Extend the weekly roundup of recommended commentary articles below, picking up right after its final entry.

### Document extract

==============================

This week's list has a lot of commentary on the Israeli/Hezbollah/Hamas conflict, but plenty of good stuff on other topics, too.


Favorites

Tunku Varadarajan recounts an insightful, entertaining recent interview with economists Milton and Rose Friedman.

Dennis Prager explains the Arab-Israeli conflict very clearly and concisely. The article is longer than this excerpt and worth reading, but here is its essence:

The Arab and other Muslim enemies of Israel (for the easily confused, this does not mean every Arab or every Muslim) want Israel destroyed. That is why there is a Middle East conflict. Everything else is commentary.

Paul Greenberg recounts, among other things, how the current conflict came to be regarded not as terrorists vs. Israel, but as Lebanon (et al.) vs. Israel. Also, a thought from The West Wing comes to mind: Perhaps we ought to appreciate the merits of a disproportionate response.

Pardon the pun, but Wesley Pruden speaks very prudently on the matter of presidential vulgarity, its recent application, and the reassurance he takes from it. (Don't read this if you're offended by mention of State Department types "with too much lace in their panties" or various non-vulgar references to mammal excrement.)

==============================

### Data segment
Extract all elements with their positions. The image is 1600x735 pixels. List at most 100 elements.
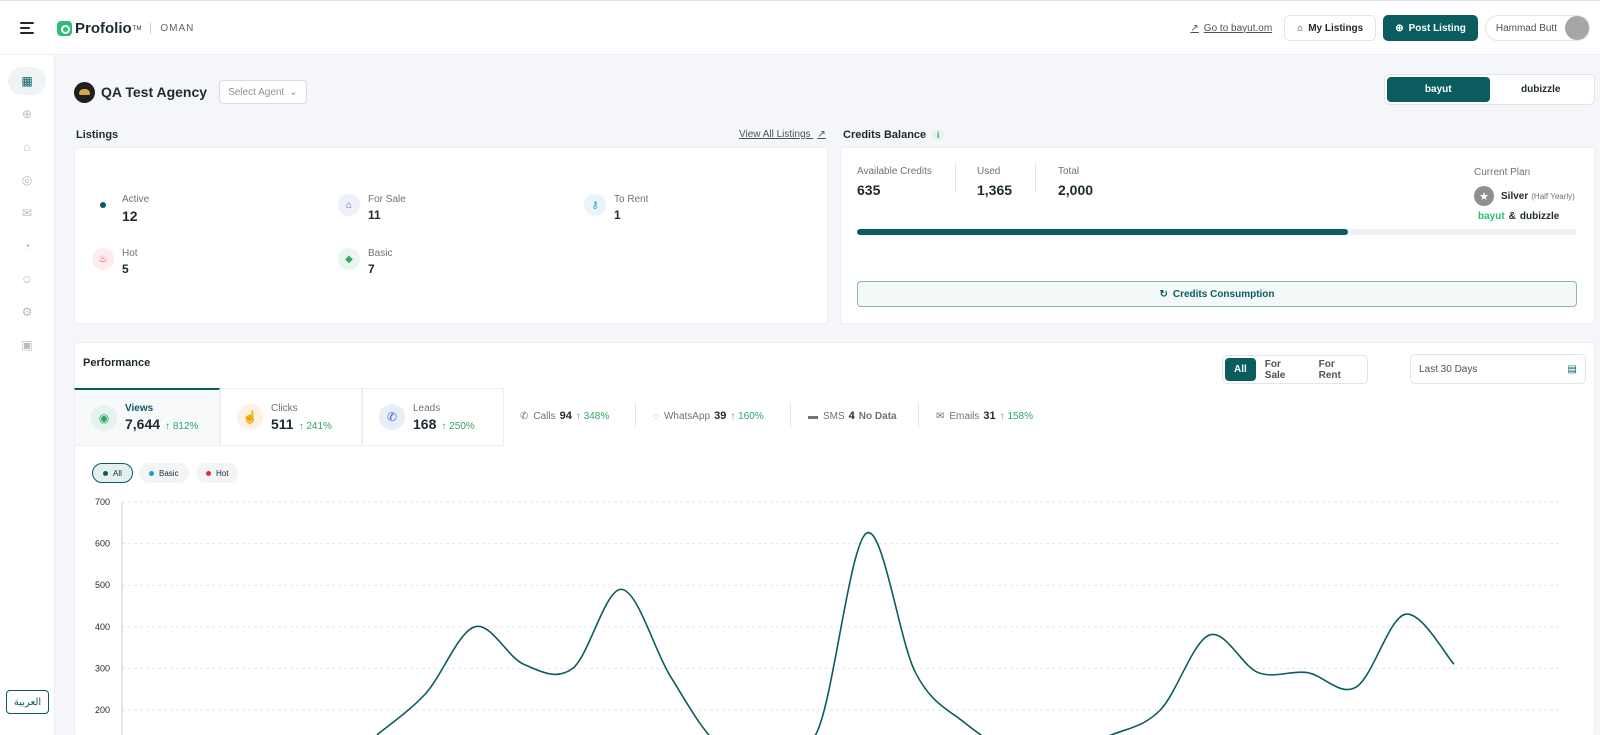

==============================

### Written reply
Burt Prelutsky's profundity in this article is actually John Stuart Mill's. Here's the last major paragraph:

One fellow who bears quoting, but don't count on people like Murtha or Kerry or Dean to do it anytime soon, is John Stuart Mill, the English philosopher and economist, who observed: "War is an ugly thing, but not the ugliest of things; the decayed and degraded state of moral and patriotic feeling which thinks nothing worth a war, is worse." For good measure, he added: "A man who has nothing which he cares about more than he does about his personal safety is a miserable creature who has no chance at being free, unless made and kept so by the exertions of better men than himself."

Happily, the camps my children attend in the summer don't resemble the one Tom Purcell conjures -- even if the public schools they attend during the rest of the year almost . . . do.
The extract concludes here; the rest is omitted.